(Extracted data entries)
— start —

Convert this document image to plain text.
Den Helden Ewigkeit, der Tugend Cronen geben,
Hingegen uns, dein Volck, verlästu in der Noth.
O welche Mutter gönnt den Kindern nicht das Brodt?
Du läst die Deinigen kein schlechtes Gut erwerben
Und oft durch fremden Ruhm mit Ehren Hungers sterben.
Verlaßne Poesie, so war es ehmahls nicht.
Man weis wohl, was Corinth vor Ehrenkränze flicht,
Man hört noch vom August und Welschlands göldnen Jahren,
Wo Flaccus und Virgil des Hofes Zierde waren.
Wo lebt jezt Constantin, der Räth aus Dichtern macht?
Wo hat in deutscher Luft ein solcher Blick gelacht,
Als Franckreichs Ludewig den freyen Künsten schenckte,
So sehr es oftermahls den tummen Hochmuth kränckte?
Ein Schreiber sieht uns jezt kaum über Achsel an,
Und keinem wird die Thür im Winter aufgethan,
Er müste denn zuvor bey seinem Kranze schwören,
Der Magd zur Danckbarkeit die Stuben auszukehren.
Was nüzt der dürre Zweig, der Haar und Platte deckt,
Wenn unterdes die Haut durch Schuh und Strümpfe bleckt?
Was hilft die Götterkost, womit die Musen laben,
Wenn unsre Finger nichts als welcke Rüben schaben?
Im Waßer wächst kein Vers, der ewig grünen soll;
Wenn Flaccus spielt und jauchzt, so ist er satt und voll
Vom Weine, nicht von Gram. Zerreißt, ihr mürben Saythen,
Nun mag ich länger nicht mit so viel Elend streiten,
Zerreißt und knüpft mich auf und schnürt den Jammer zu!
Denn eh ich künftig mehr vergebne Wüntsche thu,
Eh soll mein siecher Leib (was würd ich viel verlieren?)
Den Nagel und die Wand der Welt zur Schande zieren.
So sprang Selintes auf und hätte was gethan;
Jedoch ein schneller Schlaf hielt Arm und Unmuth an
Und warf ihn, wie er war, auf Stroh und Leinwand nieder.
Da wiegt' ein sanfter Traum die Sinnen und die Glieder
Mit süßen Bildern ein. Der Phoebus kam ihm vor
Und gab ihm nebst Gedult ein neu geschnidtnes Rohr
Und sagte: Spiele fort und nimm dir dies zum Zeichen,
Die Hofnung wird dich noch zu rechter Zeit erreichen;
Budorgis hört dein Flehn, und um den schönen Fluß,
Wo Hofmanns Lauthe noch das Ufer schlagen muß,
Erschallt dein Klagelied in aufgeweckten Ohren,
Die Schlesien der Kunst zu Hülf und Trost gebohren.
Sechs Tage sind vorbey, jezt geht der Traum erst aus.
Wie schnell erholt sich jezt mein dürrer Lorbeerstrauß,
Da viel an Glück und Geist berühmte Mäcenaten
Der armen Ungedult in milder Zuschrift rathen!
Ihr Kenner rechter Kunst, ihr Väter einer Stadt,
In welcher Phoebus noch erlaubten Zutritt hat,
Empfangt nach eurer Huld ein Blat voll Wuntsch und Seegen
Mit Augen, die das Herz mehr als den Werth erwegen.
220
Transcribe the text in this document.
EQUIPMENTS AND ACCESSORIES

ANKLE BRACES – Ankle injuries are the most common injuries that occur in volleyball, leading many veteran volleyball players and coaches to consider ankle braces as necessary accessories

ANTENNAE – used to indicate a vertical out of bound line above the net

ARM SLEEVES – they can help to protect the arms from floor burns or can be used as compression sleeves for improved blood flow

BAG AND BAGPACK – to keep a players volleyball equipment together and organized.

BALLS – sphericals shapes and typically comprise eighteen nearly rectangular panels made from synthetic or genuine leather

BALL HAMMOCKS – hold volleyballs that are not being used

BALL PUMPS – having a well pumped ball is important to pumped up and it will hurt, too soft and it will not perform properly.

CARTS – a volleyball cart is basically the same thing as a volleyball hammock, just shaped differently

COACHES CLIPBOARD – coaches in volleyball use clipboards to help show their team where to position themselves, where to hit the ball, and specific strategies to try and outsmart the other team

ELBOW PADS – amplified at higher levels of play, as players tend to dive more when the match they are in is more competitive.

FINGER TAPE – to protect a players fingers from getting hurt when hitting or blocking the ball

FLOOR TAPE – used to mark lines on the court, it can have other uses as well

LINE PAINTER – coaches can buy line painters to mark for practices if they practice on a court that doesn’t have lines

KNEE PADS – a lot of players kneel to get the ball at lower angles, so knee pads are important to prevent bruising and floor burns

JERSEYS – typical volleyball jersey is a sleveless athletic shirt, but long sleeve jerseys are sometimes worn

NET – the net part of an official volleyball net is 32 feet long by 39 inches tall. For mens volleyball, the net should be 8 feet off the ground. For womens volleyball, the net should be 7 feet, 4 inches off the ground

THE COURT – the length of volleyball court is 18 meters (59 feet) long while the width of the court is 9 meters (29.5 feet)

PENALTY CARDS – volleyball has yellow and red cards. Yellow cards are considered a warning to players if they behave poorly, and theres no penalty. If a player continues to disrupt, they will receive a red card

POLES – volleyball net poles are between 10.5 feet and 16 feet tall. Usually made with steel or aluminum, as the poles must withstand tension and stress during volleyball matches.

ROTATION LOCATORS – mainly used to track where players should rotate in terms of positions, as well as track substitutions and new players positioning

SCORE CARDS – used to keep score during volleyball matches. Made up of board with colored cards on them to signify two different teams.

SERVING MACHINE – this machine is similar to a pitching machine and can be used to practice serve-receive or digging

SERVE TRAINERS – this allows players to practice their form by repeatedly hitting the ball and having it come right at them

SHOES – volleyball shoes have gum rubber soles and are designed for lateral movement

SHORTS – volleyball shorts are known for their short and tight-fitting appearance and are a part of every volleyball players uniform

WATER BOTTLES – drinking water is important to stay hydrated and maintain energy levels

— end —

__What this task involves__
Go through the records and gather the lines that hold "keep".

__Task result__
BAG AND BAGPACK – to keep a players volleyball equipment together and organized.
SCORE CARDS – used to keep score during volleyball matches. Made up of board with colored cards on them to signify two different teams.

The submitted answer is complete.